----- Text section

Oceanside is a hamlet and census-designated place (CDP) located in the southern part of the Town of Hempstead, in Nassau County, New York, United States. The population was 32,637 at the time of the 2020 census.

==History==
Originally known as South Bay, the English government established a township there in 1674 called Christian Hook, basing the name on the predominant religious affiliation of colonists in the area. Land development proceeded rapidly, and oyster sales took their place as a dominant force, with the local business "Mott's Landing" becoming a favorite place to buy oysters.

===19th century===
In the 19th century, the town residents decided that "Oceanville" sounded better than "Christian Hook": it was "Oceanville Oysters" that sold, and in 1864, the new name became official. However, there was already an Oceanville in New York, so "OceanSide", as one word, was adopted as the town's name in 1890 (this despite it not actually fronting the Atlantic Ocean, which is located a few miles to the south. It is separated from the ocean by Reynolds Channel and other marsh islands, as well as the Long Beach Barrier Island).

The Oceanside Fire Department was established in 1909. Columbia Engine Co. #1, an old firehouse, still exists today, and is located at the southwest corner of the triangle where Lincoln Avenue meets Long Beach Road.

===20th century===
In the 1900s, the town began rapidly expanding south, building over swamps and marshes and dramatically increasing the size of the town from a small port to a large hamlet. In 1918, the name was condensed to "Oceanside".

----------
----- Extracted records

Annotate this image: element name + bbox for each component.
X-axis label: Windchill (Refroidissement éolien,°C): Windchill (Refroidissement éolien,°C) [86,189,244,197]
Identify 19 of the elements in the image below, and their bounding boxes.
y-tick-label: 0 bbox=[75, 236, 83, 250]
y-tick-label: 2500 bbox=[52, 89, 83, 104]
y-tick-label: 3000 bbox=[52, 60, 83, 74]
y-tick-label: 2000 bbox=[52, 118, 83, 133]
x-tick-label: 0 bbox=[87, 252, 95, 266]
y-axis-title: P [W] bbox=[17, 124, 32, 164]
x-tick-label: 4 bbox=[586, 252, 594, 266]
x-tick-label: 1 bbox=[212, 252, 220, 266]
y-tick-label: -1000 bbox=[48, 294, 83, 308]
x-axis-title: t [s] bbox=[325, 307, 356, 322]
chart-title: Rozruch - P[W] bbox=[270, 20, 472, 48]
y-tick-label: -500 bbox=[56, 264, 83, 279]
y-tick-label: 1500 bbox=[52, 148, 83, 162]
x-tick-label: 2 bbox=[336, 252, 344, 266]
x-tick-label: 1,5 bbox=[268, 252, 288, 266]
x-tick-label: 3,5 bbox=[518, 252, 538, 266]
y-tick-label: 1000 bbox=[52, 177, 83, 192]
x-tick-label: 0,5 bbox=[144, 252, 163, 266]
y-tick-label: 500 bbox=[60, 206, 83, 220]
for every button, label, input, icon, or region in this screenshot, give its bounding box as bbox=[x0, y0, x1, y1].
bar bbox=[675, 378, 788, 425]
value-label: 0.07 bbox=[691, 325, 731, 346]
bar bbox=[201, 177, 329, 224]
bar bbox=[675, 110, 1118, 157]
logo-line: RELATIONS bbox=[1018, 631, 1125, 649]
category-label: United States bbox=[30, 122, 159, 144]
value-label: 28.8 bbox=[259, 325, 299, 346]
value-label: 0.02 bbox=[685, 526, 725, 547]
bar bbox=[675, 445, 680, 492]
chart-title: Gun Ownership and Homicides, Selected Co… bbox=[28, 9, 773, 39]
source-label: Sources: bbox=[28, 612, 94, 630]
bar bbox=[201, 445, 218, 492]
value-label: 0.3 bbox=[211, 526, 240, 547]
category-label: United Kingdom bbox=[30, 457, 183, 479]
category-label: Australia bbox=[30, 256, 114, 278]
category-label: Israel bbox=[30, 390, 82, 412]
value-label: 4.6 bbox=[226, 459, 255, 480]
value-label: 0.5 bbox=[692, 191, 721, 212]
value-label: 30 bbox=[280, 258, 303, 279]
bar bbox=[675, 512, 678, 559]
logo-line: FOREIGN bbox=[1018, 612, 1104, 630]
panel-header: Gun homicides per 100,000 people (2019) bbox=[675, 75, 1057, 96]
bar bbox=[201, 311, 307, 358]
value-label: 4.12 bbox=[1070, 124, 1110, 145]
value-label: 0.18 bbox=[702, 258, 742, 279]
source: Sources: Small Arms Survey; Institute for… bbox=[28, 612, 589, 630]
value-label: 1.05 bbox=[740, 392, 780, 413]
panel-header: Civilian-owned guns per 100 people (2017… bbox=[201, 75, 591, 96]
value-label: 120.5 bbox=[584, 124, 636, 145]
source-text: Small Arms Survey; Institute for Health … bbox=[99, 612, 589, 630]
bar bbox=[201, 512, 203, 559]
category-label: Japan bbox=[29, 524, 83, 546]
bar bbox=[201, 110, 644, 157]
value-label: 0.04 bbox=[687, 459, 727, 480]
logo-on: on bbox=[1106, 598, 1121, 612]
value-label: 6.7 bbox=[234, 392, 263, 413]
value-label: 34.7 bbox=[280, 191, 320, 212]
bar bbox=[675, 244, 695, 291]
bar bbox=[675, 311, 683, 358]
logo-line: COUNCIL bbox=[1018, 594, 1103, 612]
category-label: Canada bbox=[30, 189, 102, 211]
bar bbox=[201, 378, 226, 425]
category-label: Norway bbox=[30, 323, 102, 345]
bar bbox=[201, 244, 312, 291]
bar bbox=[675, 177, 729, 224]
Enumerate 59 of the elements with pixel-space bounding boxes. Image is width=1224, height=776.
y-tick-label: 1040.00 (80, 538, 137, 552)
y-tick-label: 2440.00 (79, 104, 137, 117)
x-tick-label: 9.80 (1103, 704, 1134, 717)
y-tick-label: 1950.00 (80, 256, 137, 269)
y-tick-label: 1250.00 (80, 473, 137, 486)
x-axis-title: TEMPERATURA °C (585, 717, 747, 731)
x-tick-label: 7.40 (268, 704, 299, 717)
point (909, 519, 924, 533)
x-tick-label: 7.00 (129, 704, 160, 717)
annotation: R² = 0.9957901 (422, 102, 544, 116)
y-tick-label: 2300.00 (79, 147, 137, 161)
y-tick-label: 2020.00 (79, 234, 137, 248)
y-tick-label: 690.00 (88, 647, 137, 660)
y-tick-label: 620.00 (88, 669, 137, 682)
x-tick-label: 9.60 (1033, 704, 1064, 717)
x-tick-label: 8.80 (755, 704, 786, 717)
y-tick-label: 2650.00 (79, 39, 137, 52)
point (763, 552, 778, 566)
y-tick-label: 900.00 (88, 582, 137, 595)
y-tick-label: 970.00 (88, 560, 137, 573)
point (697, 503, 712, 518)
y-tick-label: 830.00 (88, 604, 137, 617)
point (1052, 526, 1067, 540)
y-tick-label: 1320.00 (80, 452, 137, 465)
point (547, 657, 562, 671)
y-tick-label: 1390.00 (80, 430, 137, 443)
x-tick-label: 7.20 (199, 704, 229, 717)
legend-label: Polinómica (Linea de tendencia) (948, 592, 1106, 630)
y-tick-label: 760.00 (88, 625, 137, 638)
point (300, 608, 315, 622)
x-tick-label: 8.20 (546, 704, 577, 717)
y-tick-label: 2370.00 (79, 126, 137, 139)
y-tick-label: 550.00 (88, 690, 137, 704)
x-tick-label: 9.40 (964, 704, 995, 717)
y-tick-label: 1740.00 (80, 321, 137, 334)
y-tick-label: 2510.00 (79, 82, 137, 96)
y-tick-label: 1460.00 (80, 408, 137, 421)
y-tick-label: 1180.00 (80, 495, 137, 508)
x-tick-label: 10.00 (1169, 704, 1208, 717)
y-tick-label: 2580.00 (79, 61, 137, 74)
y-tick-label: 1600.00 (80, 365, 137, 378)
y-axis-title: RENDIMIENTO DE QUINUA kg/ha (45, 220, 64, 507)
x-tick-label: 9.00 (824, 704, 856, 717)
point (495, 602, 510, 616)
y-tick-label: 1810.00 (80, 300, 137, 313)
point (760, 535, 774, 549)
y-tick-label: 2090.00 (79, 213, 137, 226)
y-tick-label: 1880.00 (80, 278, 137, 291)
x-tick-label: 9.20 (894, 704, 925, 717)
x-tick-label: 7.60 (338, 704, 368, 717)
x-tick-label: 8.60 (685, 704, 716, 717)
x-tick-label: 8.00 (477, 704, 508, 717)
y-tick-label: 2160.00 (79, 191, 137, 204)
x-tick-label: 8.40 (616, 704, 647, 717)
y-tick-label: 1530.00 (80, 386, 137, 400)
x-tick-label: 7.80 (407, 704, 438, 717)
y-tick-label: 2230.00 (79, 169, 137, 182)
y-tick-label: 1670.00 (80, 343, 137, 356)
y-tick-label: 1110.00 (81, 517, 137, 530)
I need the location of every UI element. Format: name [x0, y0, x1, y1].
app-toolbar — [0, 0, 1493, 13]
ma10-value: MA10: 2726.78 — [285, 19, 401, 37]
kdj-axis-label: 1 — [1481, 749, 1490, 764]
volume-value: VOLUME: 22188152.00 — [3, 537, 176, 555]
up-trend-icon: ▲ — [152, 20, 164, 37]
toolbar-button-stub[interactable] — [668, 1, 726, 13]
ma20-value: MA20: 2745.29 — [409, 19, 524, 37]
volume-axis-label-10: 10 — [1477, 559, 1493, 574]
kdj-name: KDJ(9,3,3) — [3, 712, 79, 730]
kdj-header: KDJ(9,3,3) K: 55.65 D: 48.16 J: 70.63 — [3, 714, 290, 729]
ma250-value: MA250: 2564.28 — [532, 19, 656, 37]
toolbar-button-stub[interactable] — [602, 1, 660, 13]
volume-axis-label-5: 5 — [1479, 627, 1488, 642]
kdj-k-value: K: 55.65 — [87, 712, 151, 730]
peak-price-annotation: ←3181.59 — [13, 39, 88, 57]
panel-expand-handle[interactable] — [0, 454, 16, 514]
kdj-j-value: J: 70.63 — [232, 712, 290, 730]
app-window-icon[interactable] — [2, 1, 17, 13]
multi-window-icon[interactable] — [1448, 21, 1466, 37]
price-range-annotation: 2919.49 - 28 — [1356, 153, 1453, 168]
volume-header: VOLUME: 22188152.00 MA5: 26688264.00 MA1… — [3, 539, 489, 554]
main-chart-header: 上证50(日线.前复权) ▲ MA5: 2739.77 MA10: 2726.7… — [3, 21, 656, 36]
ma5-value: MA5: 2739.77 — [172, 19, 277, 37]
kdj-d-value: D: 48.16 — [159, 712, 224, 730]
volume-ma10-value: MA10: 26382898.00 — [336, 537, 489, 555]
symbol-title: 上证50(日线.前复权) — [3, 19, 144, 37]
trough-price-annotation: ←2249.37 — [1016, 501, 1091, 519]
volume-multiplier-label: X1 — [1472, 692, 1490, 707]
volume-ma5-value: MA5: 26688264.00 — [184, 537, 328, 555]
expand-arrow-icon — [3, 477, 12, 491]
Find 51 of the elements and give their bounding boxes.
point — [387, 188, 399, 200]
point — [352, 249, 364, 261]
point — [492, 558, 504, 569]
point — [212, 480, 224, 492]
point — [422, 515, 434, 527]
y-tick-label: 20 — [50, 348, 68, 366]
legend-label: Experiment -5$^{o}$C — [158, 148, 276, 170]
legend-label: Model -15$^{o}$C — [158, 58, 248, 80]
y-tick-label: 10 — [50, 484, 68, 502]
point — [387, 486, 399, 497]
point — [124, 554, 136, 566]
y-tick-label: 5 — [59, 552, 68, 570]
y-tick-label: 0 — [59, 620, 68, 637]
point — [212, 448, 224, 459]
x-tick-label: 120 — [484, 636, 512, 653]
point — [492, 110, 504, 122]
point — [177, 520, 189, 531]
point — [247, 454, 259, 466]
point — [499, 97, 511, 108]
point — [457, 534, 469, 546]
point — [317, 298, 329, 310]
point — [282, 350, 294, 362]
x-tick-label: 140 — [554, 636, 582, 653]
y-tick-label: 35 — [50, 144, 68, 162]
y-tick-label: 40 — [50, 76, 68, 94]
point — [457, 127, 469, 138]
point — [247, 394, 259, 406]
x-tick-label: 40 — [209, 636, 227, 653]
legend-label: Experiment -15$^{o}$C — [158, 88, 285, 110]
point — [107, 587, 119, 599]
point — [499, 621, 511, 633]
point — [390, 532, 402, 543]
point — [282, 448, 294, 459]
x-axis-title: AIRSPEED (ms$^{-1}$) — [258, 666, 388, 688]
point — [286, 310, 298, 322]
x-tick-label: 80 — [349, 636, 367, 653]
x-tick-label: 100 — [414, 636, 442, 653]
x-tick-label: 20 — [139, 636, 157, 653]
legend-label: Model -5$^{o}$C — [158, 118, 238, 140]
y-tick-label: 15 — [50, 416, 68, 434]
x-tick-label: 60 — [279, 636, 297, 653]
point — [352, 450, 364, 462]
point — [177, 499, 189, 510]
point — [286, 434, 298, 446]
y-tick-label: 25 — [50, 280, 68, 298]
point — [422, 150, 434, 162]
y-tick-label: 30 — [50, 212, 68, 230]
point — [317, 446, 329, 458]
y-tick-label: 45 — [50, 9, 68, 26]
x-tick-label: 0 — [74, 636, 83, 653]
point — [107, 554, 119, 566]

----------

#### Problem requirements:
Reproduce the stretch of the Oceanside text from "The Oceanside Fire" through "Long Beach Road.", word for word.

#### Answer below:
The Oceanside Fire Department was established in 1909. Columbia Engine Co. #1, an old firehouse, still exists today, and is located at the southwest corner of the triangle where Lincoln Avenue meets Long Beach Road.